Lines from the listing below that contain the string "Почта" are to be reported.

Data for this task Start Marker

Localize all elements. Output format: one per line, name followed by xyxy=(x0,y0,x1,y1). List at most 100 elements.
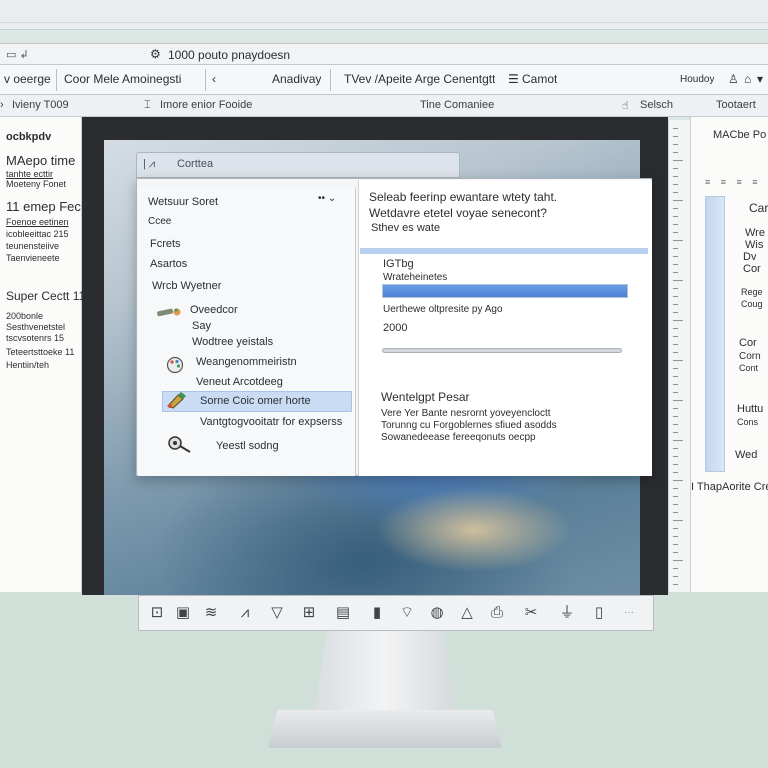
palette-icon xyxy=(166,356,184,374)
progress-bar-fill xyxy=(383,285,627,297)
scissors-icon[interactable]: ✂ xyxy=(519,602,543,624)
tab-main[interactable]: Coor Mele Amoinegsti xyxy=(64,72,181,86)
tools-icon xyxy=(166,434,194,454)
ruler-tick xyxy=(673,144,678,145)
ruler-tick xyxy=(673,224,678,225)
book-icon[interactable]: ▯ xyxy=(587,602,611,624)
tab-merge[interactable]: v oeerge xyxy=(4,72,51,86)
brush-tool-icon xyxy=(166,392,188,410)
number-value[interactable]: 2000 xyxy=(383,322,407,334)
sidebar-item[interactable]: Veneut Arcotdeeg xyxy=(196,376,283,388)
ruler-tick xyxy=(673,424,678,425)
sidebar-item[interactable]: Wrcb Wyetner xyxy=(152,280,221,292)
more-dots-icon[interactable]: ··· xyxy=(617,602,641,624)
tab-divider xyxy=(56,69,57,91)
ruler-tick xyxy=(673,448,678,449)
chart-icon[interactable]: ≋ xyxy=(199,602,223,624)
panel-line: Moeteny Fonet xyxy=(6,179,67,189)
image-icon[interactable]: ⊞ xyxy=(297,602,321,624)
vector-icon[interactable]: ⩘ xyxy=(233,602,257,624)
ruler-tick xyxy=(673,352,678,353)
bottle-icon[interactable]: ⏚ xyxy=(555,602,579,624)
section-title: Wentelgpt Pesar xyxy=(381,390,470,404)
window-title: 1000 pouto pnaydoesn xyxy=(168,48,291,62)
tab-preview[interactable]: TVev /Apeite Arge Cenentgtt xyxy=(344,72,495,86)
right-panel-line: Huttu xyxy=(737,403,764,415)
toolbar-more-button[interactable]: Imore enior Fooide xyxy=(160,99,252,111)
panel-line: Teteertsttoeke 11 xyxy=(6,347,75,357)
app-icon[interactable]: ⊡ xyxy=(145,602,169,624)
battery-icon[interactable]: ▮ xyxy=(365,602,389,624)
sidebar-item[interactable]: Weangenommeiristn xyxy=(196,356,297,368)
panel-line: icobleeittac 215 xyxy=(6,229,69,239)
wifi-icon[interactable]: ⌔ xyxy=(395,602,419,624)
print-icon[interactable]: ⎙ xyxy=(485,602,509,624)
ruler-tick xyxy=(673,392,678,393)
presentation-icon[interactable]: ▣ xyxy=(171,602,195,624)
background-window[interactable]: | ⩘ Corttea xyxy=(136,152,460,178)
more-icon[interactable]: •• ⌄ xyxy=(318,193,336,204)
toolbar-right-button[interactable]: Tootaert xyxy=(716,99,756,111)
ruler-tick xyxy=(673,136,678,137)
panel-line: Foenoe eetinen xyxy=(6,217,69,227)
account-label: Houdoy xyxy=(680,74,715,85)
sidebar-item[interactable]: Ccee xyxy=(148,216,171,227)
chevron-down-icon[interactable]: ▾ xyxy=(757,72,763,86)
document-icon[interactable]: ▤ xyxy=(331,602,355,624)
ruler-tick xyxy=(673,152,678,153)
ruler-tick xyxy=(673,288,678,289)
ruler-tick xyxy=(673,176,678,177)
ruler-tick xyxy=(673,312,678,313)
sidebar-item[interactable]: Say xyxy=(192,320,211,332)
section-line: Torunng cu Forgoblernes sfiued asodds xyxy=(381,420,557,431)
filter-icon[interactable]: ▽ xyxy=(265,602,289,624)
ruler-tick xyxy=(673,240,683,241)
progress-caption: Uerthewe oltpresite py Ago xyxy=(383,304,503,315)
ruler-tick xyxy=(673,232,678,233)
tab-activity[interactable]: Anadivay xyxy=(272,72,321,86)
toolbar-view-label[interactable]: Ivieny T009 xyxy=(12,99,69,111)
ruler-tick xyxy=(673,456,678,457)
user-icon[interactable]: ♙ xyxy=(728,72,739,86)
sidebar-item[interactable]: Vantgtogvooitatr for expserss xyxy=(200,416,342,428)
triangle-icon[interactable]: △ xyxy=(455,602,479,624)
toolbar-left-marker: › xyxy=(0,99,4,111)
right-panel-line: Car xyxy=(749,201,768,215)
ruler-tick xyxy=(673,128,678,129)
ruler-tick xyxy=(673,304,678,305)
sidebar-item[interactable]: Fcrets xyxy=(150,238,181,250)
sidebar-item[interactable]: Yeestl sodng xyxy=(216,440,279,452)
ruler-tick xyxy=(673,256,678,257)
sidebar-item[interactable]: Asartos xyxy=(150,258,187,270)
sidebar-item[interactable]: Oveedcor xyxy=(190,304,238,316)
ruler-tick xyxy=(673,280,683,281)
ruler-tick xyxy=(673,576,678,577)
globe-icon[interactable]: ◍ xyxy=(425,602,449,624)
ruler-tick xyxy=(673,192,678,193)
panel-heading: ocbkpdv xyxy=(6,131,52,143)
ruler-tick xyxy=(673,464,678,465)
toolbar-time-label[interactable]: Tine Comaniee xyxy=(420,99,494,111)
panel-line: Hentiin/teh xyxy=(6,360,50,370)
ruler-tick xyxy=(673,472,678,473)
tab-cancel[interactable]: Camot xyxy=(522,72,557,86)
cursor-icon: ⌶ xyxy=(144,99,151,111)
sidebar-item[interactable]: Wodtree yeistals xyxy=(192,336,273,348)
ruler-tick xyxy=(673,544,678,545)
ruler-tick xyxy=(673,496,678,497)
slider-track[interactable] xyxy=(382,348,622,353)
select-button[interactable]: Selsch xyxy=(640,99,673,111)
left-document-panel: ocbkpdv MAepo time tanhte ecttir Moeteny… xyxy=(0,117,85,592)
ruler-tick xyxy=(673,504,678,505)
tab-bar: v oeerge Coor Mele Amoinegsti ‹ Anadivay… xyxy=(0,65,768,95)
right-panel-line: Wis xyxy=(745,239,764,251)
lock-icon[interactable]: ⌂ xyxy=(744,72,751,86)
ruler-tick xyxy=(673,336,678,337)
ruler-tick xyxy=(673,480,683,481)
sidebar-header: Wetsuur Soret xyxy=(148,196,219,208)
ruler-tick xyxy=(673,320,683,321)
list-icon[interactable]: ☰ xyxy=(508,72,519,86)
menu-icon[interactable]: ▭ ↲ xyxy=(6,48,29,61)
chevron-left-icon[interactable]: ‹ xyxy=(212,72,216,86)
right-panel-title: MACbe Po xyxy=(713,129,767,141)
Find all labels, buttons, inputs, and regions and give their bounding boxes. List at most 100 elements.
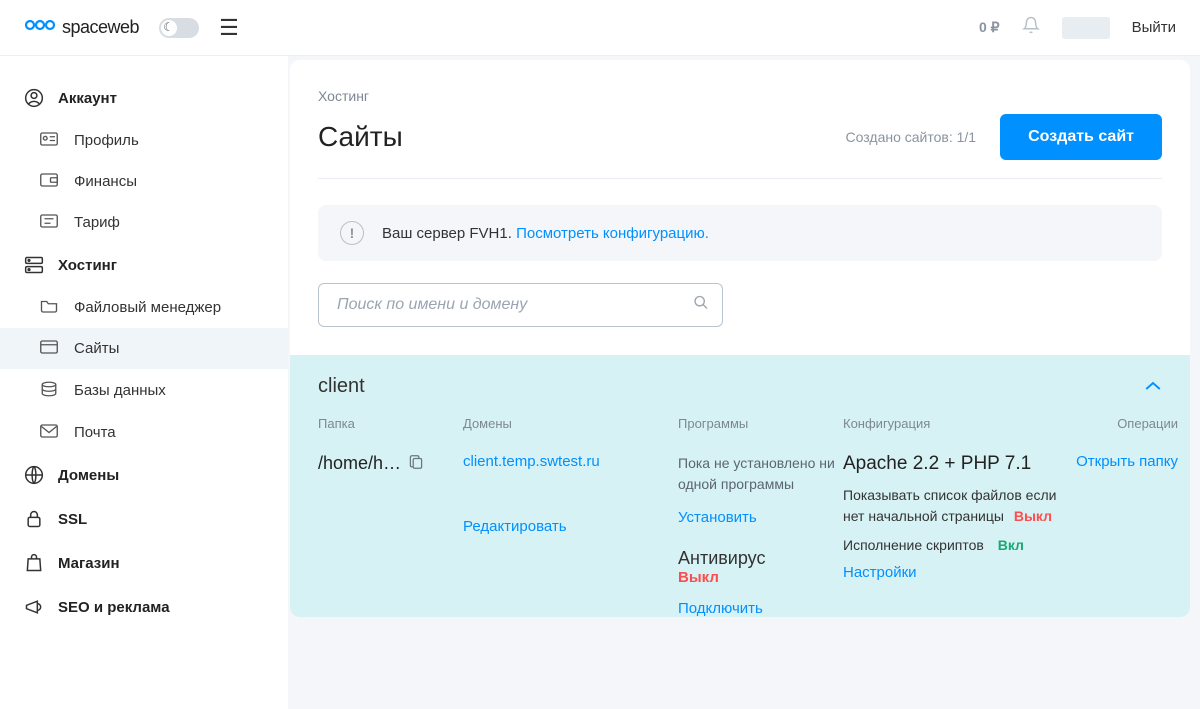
sidebar-group-shop[interactable]: Магазин: [0, 541, 288, 585]
config-cell: Apache 2.2 + PHP 7.1 Показывать список ф…: [843, 453, 1068, 617]
site-panel: client Папка Домены Программы Конфигурац…: [290, 355, 1190, 617]
sidebar-item-label: Профиль: [74, 132, 139, 149]
logo[interactable]: spaceweb: [24, 16, 139, 39]
server-icon: [24, 255, 44, 275]
server-notice: ! Ваш сервер FVH1. Посмотреть конфигурац…: [318, 205, 1162, 261]
tariff-icon: [40, 214, 60, 231]
breadcrumb: Хостинг: [318, 88, 1162, 104]
config-line2-status: Вкл: [998, 537, 1024, 553]
site-header: client: [318, 375, 1162, 398]
logout-link[interactable]: Выйти: [1132, 19, 1176, 36]
folder-path: /home/h…: [318, 453, 401, 474]
config-line1-status: Выкл: [1014, 508, 1052, 524]
sidebar-group-seo[interactable]: SEO и реклама: [0, 585, 288, 629]
sidebar-group-hosting[interactable]: Хостинг: [0, 243, 288, 287]
header-right: 0 ₽ Выйти: [979, 16, 1176, 39]
user-block[interactable]: [1062, 17, 1110, 39]
logo-text: spaceweb: [62, 17, 139, 38]
sidebar-item-label: Базы данных: [74, 382, 166, 399]
create-site-button[interactable]: Создать сайт: [1000, 114, 1162, 160]
col-domains: Домены: [463, 416, 678, 431]
sidebar-item-label: Сайты: [74, 340, 119, 357]
theme-toggle[interactable]: ☾: [159, 18, 199, 38]
sidebar-group-ssl[interactable]: SSL: [0, 497, 288, 541]
col-operations: Операции: [1068, 416, 1178, 431]
antivirus-title: Антивирус: [678, 548, 843, 569]
operations-cell: Открыть папку: [1068, 453, 1178, 617]
antivirus-status: Выкл: [678, 569, 719, 586]
sites-icon: [40, 340, 60, 357]
notice-server: FVH1.: [469, 225, 512, 242]
sidebar-group-account[interactable]: Аккаунт: [0, 76, 288, 120]
page-title: Сайты: [318, 121, 403, 153]
balance[interactable]: 0 ₽: [979, 19, 1000, 36]
sidebar-group-label: Магазин: [58, 555, 120, 572]
folder-icon: [40, 299, 60, 316]
domain-link[interactable]: client.temp.swtest.ru: [463, 453, 600, 470]
settings-link[interactable]: Настройки: [843, 564, 917, 581]
view-config-link[interactable]: Посмотреть конфигурацию.: [516, 225, 709, 242]
site-name: client: [318, 375, 365, 398]
sidebar-item-sites[interactable]: Сайты: [0, 328, 288, 369]
sidebar-item-label: Финансы: [74, 173, 137, 190]
sidebar: Аккаунт Профиль Финансы Тариф Хостинг Фа…: [0, 56, 288, 709]
info-icon: !: [340, 221, 364, 245]
config-line2: Исполнение скриптов Вкл: [843, 535, 1068, 556]
database-icon: [40, 381, 60, 400]
open-folder-link[interactable]: Открыть папку: [1076, 453, 1178, 470]
sidebar-group-label: Хостинг: [58, 257, 117, 274]
search-wrap: [318, 283, 723, 327]
sidebar-item-filemanager[interactable]: Файловый менеджер: [0, 287, 288, 328]
sidebar-group-label: Домены: [58, 467, 119, 484]
sidebar-item-profile[interactable]: Профиль: [0, 120, 288, 161]
search-input[interactable]: [318, 283, 723, 327]
bell-icon[interactable]: [1022, 16, 1040, 39]
bag-icon: [24, 553, 44, 573]
logo-icon: [24, 16, 56, 39]
sidebar-item-label: Тариф: [74, 214, 120, 231]
sidebar-group-label: Аккаунт: [58, 90, 117, 107]
search-icon: [693, 295, 709, 316]
lock-icon: [24, 509, 44, 529]
sidebar-group-domains[interactable]: Домены: [0, 453, 288, 497]
programs-cell: Пока не установлено ни одной программы У…: [678, 453, 843, 617]
main-area: Хостинг Сайты Создано сайтов: 1/1 Создат…: [288, 56, 1200, 709]
sidebar-item-label: Файловый менеджер: [74, 299, 221, 316]
sidebar-item-mail[interactable]: Почта: [0, 412, 288, 453]
col-folder: Папка: [318, 416, 463, 431]
content-card: Хостинг Сайты Создано сайтов: 1/1 Создат…: [290, 60, 1190, 617]
notice-text: Ваш сервер FVH1. Посмотреть конфигурацию…: [382, 225, 709, 242]
title-row: Сайты Создано сайтов: 1/1 Создать сайт: [318, 114, 1162, 160]
programs-none: Пока не установлено ни одной программы: [678, 453, 843, 495]
sidebar-group-label: SSL: [58, 511, 87, 528]
edit-domain-link[interactable]: Редактировать: [463, 518, 567, 535]
column-headers: Папка Домены Программы Конфигурация Опер…: [318, 416, 1162, 453]
wallet-icon: [40, 173, 60, 190]
notice-prefix: Ваш сервер: [382, 225, 469, 242]
sidebar-item-finance[interactable]: Финансы: [0, 161, 288, 202]
config-line2-text: Исполнение скриптов: [843, 537, 984, 553]
copy-icon[interactable]: [409, 454, 423, 473]
config-line1: Показывать список файлов если нет началь…: [843, 485, 1068, 527]
folder-cell: /home/h…: [318, 453, 463, 617]
sidebar-group-label: SEO и реклама: [58, 599, 170, 616]
megaphone-icon: [24, 597, 44, 617]
site-row: /home/h… client.temp.swtest.ru Редактиро…: [318, 453, 1162, 617]
config-title: Apache 2.2 + PHP 7.1: [843, 453, 1068, 475]
col-configuration: Конфигурация: [843, 416, 1068, 431]
divider: [318, 178, 1162, 179]
globe-icon: [24, 465, 44, 485]
menu-icon[interactable]: ☰: [219, 15, 239, 41]
user-icon: [24, 88, 44, 108]
mail-icon: [40, 424, 60, 441]
domains-cell: client.temp.swtest.ru Редактировать: [463, 453, 678, 617]
sidebar-item-databases[interactable]: Базы данных: [0, 369, 288, 412]
connect-link[interactable]: Подключить: [678, 600, 763, 617]
sidebar-item-tariff[interactable]: Тариф: [0, 202, 288, 243]
sites-count: Создано сайтов: 1/1: [846, 129, 977, 145]
chevron-up-icon[interactable]: [1144, 375, 1162, 398]
col-programs: Программы: [678, 416, 843, 431]
install-link[interactable]: Установить: [678, 509, 757, 526]
app-header: spaceweb ☾ ☰ 0 ₽ Выйти: [0, 0, 1200, 56]
sidebar-item-label: Почта: [74, 424, 116, 441]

Data for this task End Marker

Output of the task:
sidebar-item-mail[interactable]: Почта: [0, 412, 288, 453]
sidebar-item-label: Почта: [74, 424, 116, 441]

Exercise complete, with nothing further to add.